EXERCISE A: Please retype the records below, everything from the start of the records down to the line containing "svg-text:LAUNDRY: LAUNDRY —", including that line.

SOURCE:
* Start *

February 13, 2013 2:15 PM | Staff
Andrew "Zarf" Plotkin's acclaimed Shade is an interactive fiction game that sticks with you like a distant fever dream, or a particularly poignant nightmare. The way it subverted the confines of traditional setting within interactive fiction through matter-of-fact surrealism made it revolutionary when it launched over 10 years ago. It has no "solution" in the sense one expects.
Just last week, a port of Shade arrived on the iOS App Store; Plotkin calls it his first "real attempt to show IF to a mass-paying audience." Who knows what the masses will make of it?
While he's investing most of his efforts on Kickstarter-funded Hadean Lands, a full-scale interactive fiction effort slated for iOS, proffering something much smaller and more brief, like Shade (priced at $.99), is a way of further testing the waters of paid IF content and offering potential readership an entry point. The more recent Hoist Sail For The Heliopause and Home is set to follow, currently in Apple's queue for publishing consideration.
Reaching new audiences
"It's certainly true it's not a traditional game storyline, but that's part of its appeal," he says of Shade, which asks players to engage with a reality that starts falling away the more earnestly they try to anchor themselves therein.
"If there is actually an audience [on the App Store] outside of people who are gamers, then it will be people who are interested in interesting stories," he continues. "You could say 'everyone in the Angry Birds audience,' but I'm not going to be reaching out in that mode. Not nearly as many people are in the storytelling adventure fandom."
...Yet. The ebook and e-reader age presents writers of interactive fiction with increased opportunity to reach an unprecedentedly large audience of players interested in engaging with text on portable screens.

* End *

EXERCISE B: According to the article about Shade, what is the price of the game's iOS port?

Listings of boxed layout items

* Start *

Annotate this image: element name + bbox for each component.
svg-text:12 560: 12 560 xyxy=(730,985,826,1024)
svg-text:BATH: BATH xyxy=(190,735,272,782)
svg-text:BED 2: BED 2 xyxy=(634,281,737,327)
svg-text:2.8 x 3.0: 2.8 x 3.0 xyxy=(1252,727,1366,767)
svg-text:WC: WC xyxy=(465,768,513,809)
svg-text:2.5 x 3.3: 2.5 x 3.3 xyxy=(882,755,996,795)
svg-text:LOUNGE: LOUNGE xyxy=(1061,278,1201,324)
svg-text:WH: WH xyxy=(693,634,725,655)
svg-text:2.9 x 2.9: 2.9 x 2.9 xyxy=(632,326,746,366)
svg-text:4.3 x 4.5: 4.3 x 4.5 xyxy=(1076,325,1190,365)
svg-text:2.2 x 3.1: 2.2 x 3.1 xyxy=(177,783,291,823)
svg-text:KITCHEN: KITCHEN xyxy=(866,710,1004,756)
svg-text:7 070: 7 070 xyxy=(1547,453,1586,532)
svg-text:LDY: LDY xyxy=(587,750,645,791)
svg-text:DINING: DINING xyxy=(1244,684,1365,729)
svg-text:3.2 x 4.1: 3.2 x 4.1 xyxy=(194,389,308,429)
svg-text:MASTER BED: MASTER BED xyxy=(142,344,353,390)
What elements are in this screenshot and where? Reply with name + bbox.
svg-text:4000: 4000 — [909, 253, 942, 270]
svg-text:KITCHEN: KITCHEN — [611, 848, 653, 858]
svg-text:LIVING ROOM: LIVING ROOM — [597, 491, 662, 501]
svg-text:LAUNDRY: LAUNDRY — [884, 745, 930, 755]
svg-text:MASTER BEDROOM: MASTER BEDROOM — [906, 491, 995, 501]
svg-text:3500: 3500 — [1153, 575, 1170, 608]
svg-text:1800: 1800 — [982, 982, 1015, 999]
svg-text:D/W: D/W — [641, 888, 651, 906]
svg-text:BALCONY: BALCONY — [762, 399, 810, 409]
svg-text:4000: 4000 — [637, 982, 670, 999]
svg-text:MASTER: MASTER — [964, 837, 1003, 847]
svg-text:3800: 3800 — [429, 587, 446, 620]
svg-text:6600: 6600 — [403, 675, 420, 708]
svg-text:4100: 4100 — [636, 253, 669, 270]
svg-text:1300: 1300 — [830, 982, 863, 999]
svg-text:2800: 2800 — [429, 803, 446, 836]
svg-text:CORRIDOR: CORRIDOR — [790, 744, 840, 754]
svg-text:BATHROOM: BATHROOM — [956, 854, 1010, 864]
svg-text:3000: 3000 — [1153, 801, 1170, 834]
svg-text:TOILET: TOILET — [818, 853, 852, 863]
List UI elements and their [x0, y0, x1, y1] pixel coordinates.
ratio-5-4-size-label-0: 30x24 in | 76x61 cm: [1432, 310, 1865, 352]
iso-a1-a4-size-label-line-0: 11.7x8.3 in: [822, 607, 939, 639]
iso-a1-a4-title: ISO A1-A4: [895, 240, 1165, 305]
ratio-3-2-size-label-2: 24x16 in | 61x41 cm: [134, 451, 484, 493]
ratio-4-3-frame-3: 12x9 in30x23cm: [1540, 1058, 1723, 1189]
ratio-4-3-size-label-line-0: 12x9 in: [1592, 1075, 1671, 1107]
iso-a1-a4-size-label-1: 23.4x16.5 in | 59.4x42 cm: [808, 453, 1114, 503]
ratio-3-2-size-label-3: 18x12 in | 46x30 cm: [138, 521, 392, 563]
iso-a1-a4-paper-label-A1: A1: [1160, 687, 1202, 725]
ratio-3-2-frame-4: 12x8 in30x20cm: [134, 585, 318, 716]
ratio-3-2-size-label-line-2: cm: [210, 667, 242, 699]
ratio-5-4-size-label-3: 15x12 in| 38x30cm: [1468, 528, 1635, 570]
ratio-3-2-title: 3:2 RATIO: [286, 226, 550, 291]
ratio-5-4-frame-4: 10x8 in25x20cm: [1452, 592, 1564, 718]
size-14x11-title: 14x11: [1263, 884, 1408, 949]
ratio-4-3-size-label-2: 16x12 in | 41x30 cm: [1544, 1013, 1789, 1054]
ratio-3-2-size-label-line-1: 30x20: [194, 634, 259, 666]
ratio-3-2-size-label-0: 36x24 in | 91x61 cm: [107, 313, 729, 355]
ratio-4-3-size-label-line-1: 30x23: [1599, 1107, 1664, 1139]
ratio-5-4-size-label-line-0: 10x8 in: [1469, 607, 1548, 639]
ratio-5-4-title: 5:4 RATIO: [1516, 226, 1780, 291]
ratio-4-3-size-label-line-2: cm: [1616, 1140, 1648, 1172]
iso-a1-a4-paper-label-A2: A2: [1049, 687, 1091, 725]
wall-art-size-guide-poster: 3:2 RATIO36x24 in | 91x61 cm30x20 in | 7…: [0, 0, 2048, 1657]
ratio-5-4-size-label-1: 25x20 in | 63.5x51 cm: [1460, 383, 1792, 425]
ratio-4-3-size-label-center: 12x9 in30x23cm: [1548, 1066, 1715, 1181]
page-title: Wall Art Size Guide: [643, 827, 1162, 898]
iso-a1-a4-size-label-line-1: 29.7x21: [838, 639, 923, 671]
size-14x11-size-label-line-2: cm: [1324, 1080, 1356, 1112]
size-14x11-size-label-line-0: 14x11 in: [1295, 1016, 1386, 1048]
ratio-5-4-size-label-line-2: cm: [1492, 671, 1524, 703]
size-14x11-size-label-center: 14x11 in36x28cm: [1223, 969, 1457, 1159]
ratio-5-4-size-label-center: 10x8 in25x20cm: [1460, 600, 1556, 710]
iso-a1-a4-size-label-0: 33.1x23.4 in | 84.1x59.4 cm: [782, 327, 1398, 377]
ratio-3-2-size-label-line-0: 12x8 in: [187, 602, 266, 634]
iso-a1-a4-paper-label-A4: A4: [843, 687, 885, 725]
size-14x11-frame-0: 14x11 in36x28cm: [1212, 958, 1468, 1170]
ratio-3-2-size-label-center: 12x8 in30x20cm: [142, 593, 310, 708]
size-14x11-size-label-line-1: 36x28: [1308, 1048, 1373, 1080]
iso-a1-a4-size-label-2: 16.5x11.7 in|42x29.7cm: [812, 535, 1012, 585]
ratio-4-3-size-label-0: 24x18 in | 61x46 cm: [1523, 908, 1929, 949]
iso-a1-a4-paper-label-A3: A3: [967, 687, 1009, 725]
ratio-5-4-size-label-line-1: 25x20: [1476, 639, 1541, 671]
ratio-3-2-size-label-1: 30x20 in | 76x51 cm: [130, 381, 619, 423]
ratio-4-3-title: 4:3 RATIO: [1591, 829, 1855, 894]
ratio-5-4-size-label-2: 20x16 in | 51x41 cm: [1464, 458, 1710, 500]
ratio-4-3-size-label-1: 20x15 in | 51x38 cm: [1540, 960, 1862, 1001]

* End *

CORRECT RESPONSE A:
Annotate this image: element name + bbox for each component.
svg-text:12 560: 12 560 xyxy=(730,985,826,1024)
svg-text:BATH: BATH xyxy=(190,735,272,782)
svg-text:BED 2: BED 2 xyxy=(634,281,737,327)
svg-text:2.8 x 3.0: 2.8 x 3.0 xyxy=(1252,727,1366,767)
svg-text:WC: WC xyxy=(465,768,513,809)
svg-text:2.5 x 3.3: 2.5 x 3.3 xyxy=(882,755,996,795)
svg-text:LOUNGE: LOUNGE xyxy=(1061,278,1201,324)
svg-text:WH: WH xyxy=(693,634,725,655)
svg-text:2.9 x 2.9: 2.9 x 2.9 xyxy=(632,326,746,366)
svg-text:4.3 x 4.5: 4.3 x 4.5 xyxy=(1076,325,1190,365)
svg-text:2.2 x 3.1: 2.2 x 3.1 xyxy=(177,783,291,823)
svg-text:KITCHEN: KITCHEN xyxy=(866,710,1004,756)
svg-text:7 070: 7 070 xyxy=(1547,453,1586,532)
svg-text:LDY: LDY xyxy=(587,750,645,791)
svg-text:DINING: DINING xyxy=(1244,684,1365,729)
svg-text:3.2 x 4.1: 3.2 x 4.1 xyxy=(194,389,308,429)
svg-text:MASTER BED: MASTER BED xyxy=(142,344,353,390)
What elements are in this screenshot and where? Reply with name + bbox.
svg-text:4000: 4000 — [909, 253, 942, 270]
svg-text:KITCHEN: KITCHEN — [611, 848, 653, 858]
svg-text:LIVING ROOM: LIVING ROOM — [597, 491, 662, 501]
svg-text:LAUNDRY: LAUNDRY — [884, 745, 930, 755]

CORRECT RESPONSE B: $.99